> TASK INSTRUCTIONS:
Reproduce word for word the part of the records below that starts with the line containing "legend-box bbox=[651, 22, 769, 94]" and ends with the line containing "List every element". Include both of those lines.

************

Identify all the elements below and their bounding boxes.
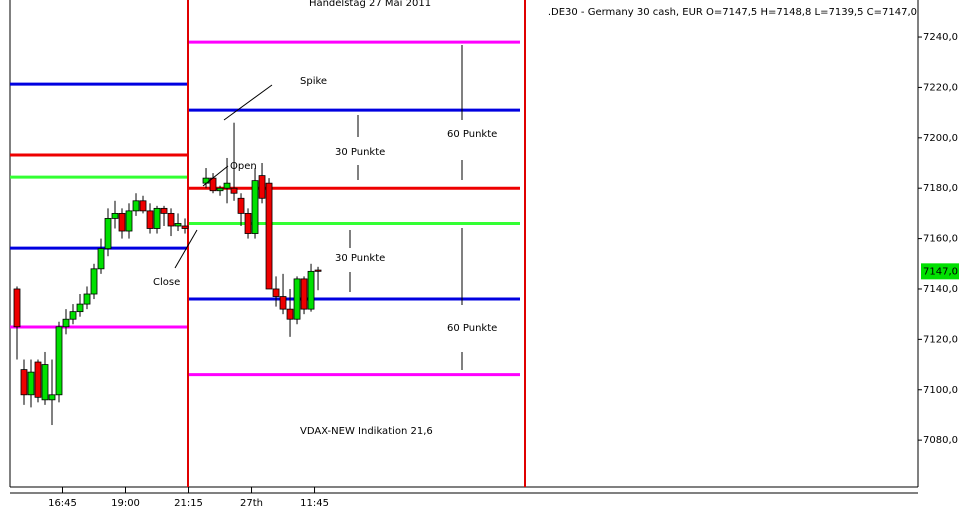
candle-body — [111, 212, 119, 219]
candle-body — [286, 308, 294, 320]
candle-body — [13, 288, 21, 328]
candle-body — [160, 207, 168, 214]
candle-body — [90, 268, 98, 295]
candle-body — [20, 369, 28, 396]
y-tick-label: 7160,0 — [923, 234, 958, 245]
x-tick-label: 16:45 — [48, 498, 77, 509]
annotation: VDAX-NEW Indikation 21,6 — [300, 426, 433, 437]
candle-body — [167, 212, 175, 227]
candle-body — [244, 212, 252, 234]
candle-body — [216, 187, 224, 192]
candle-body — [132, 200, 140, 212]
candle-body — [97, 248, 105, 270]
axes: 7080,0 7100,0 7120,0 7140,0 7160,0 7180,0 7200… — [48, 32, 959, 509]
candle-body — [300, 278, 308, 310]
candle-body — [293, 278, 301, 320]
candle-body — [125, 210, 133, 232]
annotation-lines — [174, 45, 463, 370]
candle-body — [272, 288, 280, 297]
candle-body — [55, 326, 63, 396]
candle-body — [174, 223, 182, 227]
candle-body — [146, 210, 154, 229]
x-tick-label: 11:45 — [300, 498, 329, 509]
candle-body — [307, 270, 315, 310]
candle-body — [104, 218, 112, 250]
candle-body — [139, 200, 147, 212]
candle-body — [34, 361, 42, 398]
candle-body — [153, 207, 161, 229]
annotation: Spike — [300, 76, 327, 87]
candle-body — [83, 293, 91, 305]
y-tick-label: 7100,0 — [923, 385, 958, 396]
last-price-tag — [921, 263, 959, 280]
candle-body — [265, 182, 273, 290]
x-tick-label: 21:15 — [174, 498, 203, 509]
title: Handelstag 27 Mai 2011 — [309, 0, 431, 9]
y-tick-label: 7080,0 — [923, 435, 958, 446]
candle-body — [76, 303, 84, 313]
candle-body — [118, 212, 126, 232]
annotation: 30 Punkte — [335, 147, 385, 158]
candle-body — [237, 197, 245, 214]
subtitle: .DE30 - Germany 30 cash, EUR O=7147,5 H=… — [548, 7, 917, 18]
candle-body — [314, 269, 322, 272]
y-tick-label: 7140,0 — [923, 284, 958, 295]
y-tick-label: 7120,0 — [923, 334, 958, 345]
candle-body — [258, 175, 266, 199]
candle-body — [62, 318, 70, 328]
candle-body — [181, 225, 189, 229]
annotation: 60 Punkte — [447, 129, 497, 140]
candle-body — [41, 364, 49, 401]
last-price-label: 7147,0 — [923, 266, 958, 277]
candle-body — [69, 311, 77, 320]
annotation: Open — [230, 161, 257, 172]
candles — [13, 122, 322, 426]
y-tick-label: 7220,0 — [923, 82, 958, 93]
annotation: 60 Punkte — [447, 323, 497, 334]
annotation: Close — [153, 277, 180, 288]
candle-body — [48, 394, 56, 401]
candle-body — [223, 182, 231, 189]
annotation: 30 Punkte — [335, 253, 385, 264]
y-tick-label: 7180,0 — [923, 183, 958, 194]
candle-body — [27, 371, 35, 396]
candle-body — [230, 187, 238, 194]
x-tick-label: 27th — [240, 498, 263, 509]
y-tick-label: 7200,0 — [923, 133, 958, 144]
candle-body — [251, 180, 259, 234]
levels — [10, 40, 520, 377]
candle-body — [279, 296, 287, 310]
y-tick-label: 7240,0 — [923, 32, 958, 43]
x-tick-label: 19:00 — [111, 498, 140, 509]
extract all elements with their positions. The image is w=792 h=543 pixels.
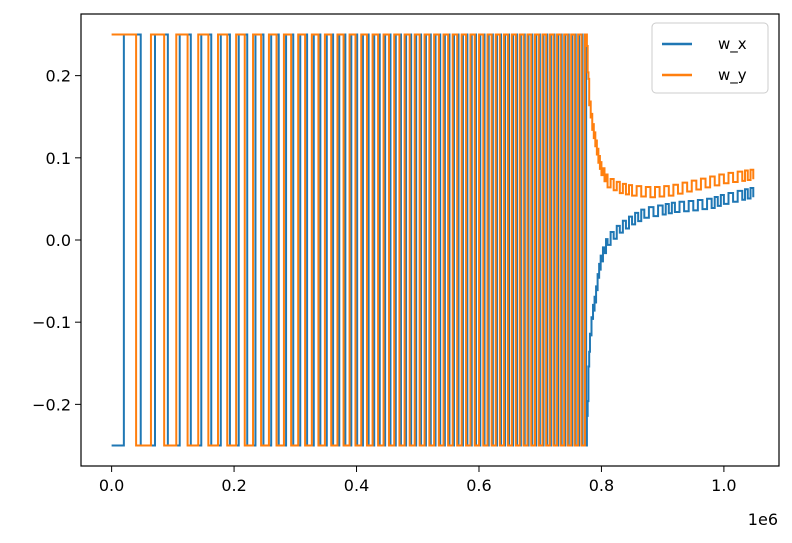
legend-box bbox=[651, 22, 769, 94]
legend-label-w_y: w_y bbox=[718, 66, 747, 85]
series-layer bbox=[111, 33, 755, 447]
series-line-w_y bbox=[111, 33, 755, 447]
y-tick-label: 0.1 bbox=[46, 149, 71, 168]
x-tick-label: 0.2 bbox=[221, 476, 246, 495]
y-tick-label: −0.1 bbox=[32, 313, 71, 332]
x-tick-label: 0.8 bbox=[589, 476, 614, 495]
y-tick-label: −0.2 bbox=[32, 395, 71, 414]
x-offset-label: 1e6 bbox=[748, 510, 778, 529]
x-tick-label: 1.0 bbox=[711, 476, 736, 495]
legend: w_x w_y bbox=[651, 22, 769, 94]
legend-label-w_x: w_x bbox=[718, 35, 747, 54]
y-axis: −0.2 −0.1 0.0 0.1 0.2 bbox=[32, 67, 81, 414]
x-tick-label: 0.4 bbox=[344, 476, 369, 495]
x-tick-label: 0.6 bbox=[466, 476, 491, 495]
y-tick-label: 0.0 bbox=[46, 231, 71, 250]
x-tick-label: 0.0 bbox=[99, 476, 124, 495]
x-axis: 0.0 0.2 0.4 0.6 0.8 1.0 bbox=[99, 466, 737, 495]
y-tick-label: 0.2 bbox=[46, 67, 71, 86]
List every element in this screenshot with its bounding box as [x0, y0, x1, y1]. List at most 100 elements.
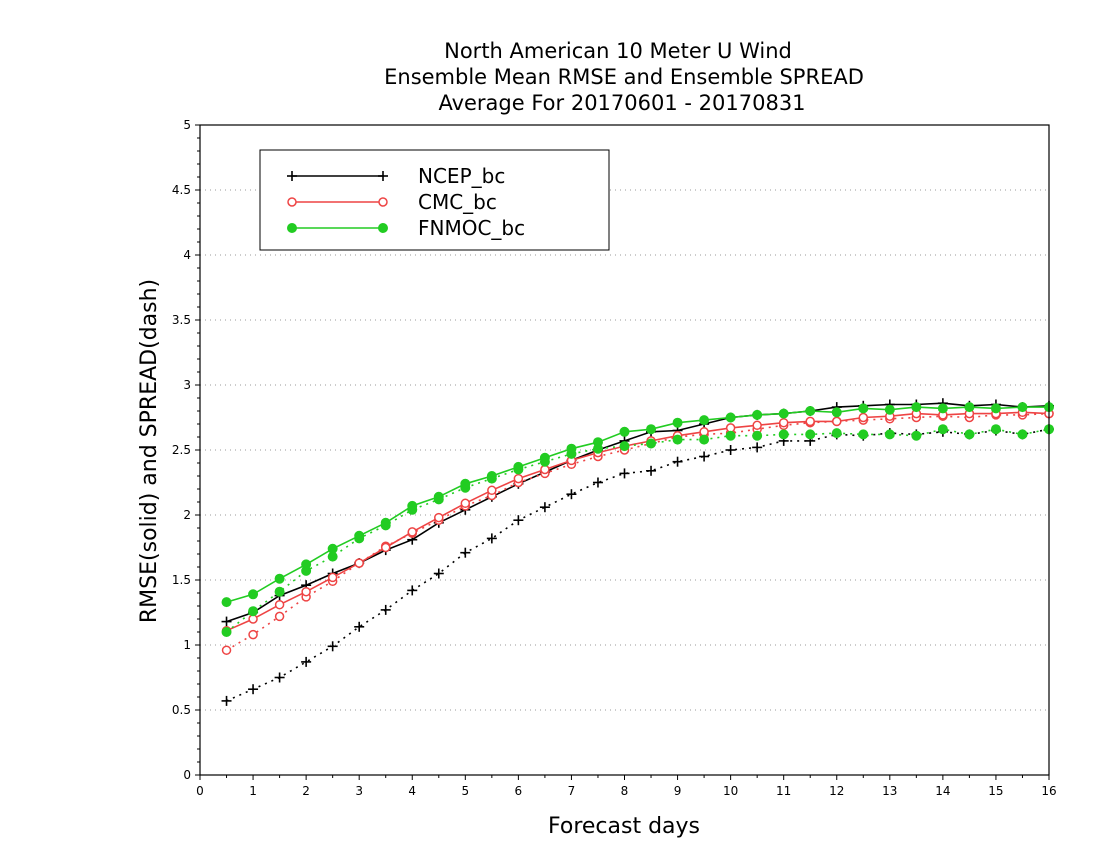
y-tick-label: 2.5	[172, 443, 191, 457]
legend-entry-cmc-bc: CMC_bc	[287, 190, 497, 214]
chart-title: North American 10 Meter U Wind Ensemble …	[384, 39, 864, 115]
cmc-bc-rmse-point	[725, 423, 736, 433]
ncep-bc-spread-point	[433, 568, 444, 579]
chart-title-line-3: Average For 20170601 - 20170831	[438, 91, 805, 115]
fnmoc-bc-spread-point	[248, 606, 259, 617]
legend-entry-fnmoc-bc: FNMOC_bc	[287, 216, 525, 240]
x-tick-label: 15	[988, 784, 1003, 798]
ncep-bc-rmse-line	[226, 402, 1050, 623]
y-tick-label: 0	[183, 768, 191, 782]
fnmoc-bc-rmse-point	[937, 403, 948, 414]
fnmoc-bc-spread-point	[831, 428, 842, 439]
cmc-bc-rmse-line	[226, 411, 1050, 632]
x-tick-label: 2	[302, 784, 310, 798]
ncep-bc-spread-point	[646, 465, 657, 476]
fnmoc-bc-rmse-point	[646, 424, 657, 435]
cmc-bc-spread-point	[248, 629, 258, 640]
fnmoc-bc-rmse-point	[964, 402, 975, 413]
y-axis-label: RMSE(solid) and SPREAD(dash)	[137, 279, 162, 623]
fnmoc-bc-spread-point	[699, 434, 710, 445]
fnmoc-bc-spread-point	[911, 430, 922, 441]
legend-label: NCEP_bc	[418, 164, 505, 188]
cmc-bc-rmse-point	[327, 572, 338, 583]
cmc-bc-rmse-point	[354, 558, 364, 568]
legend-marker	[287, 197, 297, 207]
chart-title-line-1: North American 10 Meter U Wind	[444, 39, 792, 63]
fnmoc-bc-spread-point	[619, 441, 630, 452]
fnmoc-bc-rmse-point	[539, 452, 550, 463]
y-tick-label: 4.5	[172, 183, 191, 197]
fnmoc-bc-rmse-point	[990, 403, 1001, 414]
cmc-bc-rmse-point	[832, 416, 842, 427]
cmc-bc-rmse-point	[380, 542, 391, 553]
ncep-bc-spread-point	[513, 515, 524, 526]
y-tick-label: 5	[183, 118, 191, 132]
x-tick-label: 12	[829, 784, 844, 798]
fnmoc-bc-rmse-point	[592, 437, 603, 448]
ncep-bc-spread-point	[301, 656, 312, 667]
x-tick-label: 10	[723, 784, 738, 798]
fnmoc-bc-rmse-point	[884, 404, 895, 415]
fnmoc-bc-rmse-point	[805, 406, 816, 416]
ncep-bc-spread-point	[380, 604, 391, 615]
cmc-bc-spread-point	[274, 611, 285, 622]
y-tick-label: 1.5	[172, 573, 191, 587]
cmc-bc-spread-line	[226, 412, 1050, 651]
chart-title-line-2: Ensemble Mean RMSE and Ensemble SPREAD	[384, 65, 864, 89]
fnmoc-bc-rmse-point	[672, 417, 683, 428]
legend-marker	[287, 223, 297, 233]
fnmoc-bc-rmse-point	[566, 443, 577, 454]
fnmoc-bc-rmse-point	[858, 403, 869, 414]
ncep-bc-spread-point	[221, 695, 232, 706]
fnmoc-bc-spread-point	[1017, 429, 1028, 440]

************

> SOLUTION TO THE EXERCISE:
legend-box bbox=[651, 22, 769, 94]
legend-label-w_y: w_y bbox=[718, 66, 747, 85]
series-layer bbox=[111, 33, 755, 447]
series-line-w_y bbox=[111, 33, 755, 447]
y-tick-label: 0.1 bbox=[46, 149, 71, 168]
x-tick-label: 0.2 bbox=[221, 476, 246, 495]
y-tick-label: −0.1 bbox=[32, 313, 71, 332]
x-tick-label: 0.8 bbox=[589, 476, 614, 495]
y-tick-label: −0.2 bbox=[32, 395, 71, 414]
x-offset-label: 1e6 bbox=[748, 510, 778, 529]
x-tick-label: 1.0 bbox=[711, 476, 736, 495]
legend: w_x w_y bbox=[651, 22, 769, 94]
legend-label-w_x: w_x bbox=[718, 35, 747, 54]
y-axis: −0.2 −0.1 0.0 0.1 0.2 bbox=[32, 67, 81, 414]
x-tick-label: 0.4 bbox=[344, 476, 369, 495]
x-tick-label: 0.6 bbox=[466, 476, 491, 495]
y-tick-label: 0.0 bbox=[46, 231, 71, 250]
x-tick-label: 0.0 bbox=[99, 476, 124, 495]
x-axis: 0.0 0.2 0.4 0.6 0.8 1.0 bbox=[99, 466, 737, 495]
y-tick-label: 0.2 bbox=[46, 67, 71, 86]
List every element in this screenshot with its bounding box as [x0, y0, x1, y1]. List at most 100 elements.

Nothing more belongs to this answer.